**DIRECTION:** Look below. Copy each line that has "message" in it.

====== STORED RECORDS

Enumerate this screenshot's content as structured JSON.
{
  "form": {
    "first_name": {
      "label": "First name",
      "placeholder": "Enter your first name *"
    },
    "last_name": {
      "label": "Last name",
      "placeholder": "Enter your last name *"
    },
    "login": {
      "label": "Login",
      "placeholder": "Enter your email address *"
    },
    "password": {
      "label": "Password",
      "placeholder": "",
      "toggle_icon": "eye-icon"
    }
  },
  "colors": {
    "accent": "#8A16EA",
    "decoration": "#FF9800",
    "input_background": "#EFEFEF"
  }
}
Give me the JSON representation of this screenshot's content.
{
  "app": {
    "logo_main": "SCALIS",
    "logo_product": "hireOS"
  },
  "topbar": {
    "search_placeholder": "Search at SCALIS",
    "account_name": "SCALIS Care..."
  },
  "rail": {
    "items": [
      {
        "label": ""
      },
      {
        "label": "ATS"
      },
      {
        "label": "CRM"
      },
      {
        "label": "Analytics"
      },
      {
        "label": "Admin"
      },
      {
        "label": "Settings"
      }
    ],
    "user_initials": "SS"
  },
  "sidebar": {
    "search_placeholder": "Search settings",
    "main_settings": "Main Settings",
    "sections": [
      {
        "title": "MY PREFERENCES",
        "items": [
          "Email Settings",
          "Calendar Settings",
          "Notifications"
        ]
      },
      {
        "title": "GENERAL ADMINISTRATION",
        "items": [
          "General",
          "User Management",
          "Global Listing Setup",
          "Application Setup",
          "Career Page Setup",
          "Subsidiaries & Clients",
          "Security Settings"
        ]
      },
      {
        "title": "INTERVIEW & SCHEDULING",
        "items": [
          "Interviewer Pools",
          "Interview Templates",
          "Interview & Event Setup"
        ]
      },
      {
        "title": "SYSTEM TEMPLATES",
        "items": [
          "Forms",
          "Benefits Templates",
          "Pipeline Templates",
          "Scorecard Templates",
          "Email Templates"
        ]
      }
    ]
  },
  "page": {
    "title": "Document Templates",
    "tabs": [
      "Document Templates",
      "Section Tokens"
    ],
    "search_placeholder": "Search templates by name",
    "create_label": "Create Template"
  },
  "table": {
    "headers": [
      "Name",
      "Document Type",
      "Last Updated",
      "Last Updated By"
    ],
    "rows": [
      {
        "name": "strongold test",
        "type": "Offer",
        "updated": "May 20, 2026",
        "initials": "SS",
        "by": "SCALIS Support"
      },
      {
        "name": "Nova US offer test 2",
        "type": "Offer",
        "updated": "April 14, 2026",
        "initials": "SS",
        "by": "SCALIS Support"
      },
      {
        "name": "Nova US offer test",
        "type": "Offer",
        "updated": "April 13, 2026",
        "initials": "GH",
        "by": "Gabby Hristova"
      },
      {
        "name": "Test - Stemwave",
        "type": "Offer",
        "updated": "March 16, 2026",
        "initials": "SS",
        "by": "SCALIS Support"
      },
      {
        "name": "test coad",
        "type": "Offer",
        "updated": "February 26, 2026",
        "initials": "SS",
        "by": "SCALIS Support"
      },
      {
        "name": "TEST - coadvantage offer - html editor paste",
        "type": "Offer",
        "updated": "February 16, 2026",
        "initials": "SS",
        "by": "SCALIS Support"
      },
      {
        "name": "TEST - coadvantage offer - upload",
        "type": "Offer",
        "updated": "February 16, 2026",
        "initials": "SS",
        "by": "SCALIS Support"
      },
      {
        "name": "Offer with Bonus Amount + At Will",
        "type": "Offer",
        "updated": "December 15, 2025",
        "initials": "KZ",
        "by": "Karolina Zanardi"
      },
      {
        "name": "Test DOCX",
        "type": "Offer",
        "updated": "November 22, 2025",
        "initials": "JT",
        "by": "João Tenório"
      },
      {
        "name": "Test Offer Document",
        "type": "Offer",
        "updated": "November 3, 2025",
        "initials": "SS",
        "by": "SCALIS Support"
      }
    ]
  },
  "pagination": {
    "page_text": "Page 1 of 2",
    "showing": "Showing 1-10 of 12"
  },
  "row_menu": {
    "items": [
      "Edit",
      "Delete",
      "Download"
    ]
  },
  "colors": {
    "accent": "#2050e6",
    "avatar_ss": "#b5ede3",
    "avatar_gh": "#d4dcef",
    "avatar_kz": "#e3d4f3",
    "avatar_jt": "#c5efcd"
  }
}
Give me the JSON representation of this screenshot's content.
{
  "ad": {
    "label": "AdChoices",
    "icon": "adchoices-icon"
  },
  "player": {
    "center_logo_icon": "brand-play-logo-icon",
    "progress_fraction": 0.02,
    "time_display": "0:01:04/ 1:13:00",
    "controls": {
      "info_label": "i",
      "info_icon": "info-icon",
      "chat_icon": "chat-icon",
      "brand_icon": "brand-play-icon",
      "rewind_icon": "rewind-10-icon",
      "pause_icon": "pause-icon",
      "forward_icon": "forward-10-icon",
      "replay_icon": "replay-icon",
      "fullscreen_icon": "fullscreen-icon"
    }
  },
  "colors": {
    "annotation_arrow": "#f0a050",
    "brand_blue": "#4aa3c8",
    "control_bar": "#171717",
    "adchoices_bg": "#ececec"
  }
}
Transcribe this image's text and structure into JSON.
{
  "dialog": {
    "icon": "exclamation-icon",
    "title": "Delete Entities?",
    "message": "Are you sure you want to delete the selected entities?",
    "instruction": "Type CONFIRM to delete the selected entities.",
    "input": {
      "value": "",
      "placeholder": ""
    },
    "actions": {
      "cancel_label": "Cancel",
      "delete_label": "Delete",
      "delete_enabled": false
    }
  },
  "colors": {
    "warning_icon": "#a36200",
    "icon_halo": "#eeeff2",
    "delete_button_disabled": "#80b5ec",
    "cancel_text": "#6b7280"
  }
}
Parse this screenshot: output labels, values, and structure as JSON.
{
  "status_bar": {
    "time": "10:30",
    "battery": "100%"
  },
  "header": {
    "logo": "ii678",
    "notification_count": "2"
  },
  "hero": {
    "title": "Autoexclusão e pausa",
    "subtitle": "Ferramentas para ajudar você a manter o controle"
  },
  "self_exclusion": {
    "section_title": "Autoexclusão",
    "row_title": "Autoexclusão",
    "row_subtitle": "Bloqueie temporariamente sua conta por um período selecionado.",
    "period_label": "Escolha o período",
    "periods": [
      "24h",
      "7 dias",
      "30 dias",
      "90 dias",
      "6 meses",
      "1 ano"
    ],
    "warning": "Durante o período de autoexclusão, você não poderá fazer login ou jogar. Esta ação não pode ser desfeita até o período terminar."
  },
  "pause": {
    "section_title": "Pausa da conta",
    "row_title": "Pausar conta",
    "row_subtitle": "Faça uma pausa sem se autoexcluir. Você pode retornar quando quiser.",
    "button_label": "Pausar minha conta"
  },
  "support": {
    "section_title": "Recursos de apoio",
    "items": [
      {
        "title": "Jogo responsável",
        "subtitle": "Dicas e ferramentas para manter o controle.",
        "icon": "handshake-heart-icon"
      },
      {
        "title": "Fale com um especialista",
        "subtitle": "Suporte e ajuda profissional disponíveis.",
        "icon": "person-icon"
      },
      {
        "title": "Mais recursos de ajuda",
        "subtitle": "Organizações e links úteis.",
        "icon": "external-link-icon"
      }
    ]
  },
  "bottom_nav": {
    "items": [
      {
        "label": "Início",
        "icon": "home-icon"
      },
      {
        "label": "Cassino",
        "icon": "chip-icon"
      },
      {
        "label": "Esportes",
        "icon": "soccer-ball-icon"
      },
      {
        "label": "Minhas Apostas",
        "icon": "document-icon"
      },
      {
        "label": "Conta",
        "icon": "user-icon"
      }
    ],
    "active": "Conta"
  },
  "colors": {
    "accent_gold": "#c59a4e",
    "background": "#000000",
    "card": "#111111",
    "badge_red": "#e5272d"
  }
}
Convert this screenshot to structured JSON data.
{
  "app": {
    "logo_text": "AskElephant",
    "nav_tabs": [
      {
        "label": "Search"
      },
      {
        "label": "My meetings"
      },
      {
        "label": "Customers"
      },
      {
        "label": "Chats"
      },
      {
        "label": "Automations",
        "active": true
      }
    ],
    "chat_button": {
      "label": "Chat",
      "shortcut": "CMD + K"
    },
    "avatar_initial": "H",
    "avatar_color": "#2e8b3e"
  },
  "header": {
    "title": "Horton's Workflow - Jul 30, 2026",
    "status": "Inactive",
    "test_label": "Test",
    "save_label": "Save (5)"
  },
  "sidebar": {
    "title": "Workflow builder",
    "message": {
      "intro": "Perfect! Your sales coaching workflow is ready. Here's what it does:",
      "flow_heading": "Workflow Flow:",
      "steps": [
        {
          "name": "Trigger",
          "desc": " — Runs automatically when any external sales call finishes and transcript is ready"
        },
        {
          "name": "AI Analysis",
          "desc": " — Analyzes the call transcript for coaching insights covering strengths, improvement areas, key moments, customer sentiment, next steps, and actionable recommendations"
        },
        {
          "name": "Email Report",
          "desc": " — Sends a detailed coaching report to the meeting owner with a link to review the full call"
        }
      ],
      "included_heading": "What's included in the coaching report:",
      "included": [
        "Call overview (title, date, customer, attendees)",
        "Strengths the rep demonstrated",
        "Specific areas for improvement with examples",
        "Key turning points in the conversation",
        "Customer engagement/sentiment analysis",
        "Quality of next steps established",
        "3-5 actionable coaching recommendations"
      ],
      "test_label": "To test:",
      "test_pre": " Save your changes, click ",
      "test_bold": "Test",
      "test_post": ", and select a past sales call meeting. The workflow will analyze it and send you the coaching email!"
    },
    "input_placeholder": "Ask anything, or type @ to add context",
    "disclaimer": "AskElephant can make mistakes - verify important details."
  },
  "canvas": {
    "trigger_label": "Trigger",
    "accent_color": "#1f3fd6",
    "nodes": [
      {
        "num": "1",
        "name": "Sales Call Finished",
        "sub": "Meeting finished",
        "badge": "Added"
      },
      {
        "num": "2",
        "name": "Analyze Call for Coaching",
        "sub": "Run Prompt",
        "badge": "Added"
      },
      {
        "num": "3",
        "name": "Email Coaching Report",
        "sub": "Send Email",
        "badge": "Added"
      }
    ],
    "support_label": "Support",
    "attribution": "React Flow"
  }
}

============

**REPLY TO THE TASK:**
    "message": "Are you sure you want to delete the selected entities?",
    "message": {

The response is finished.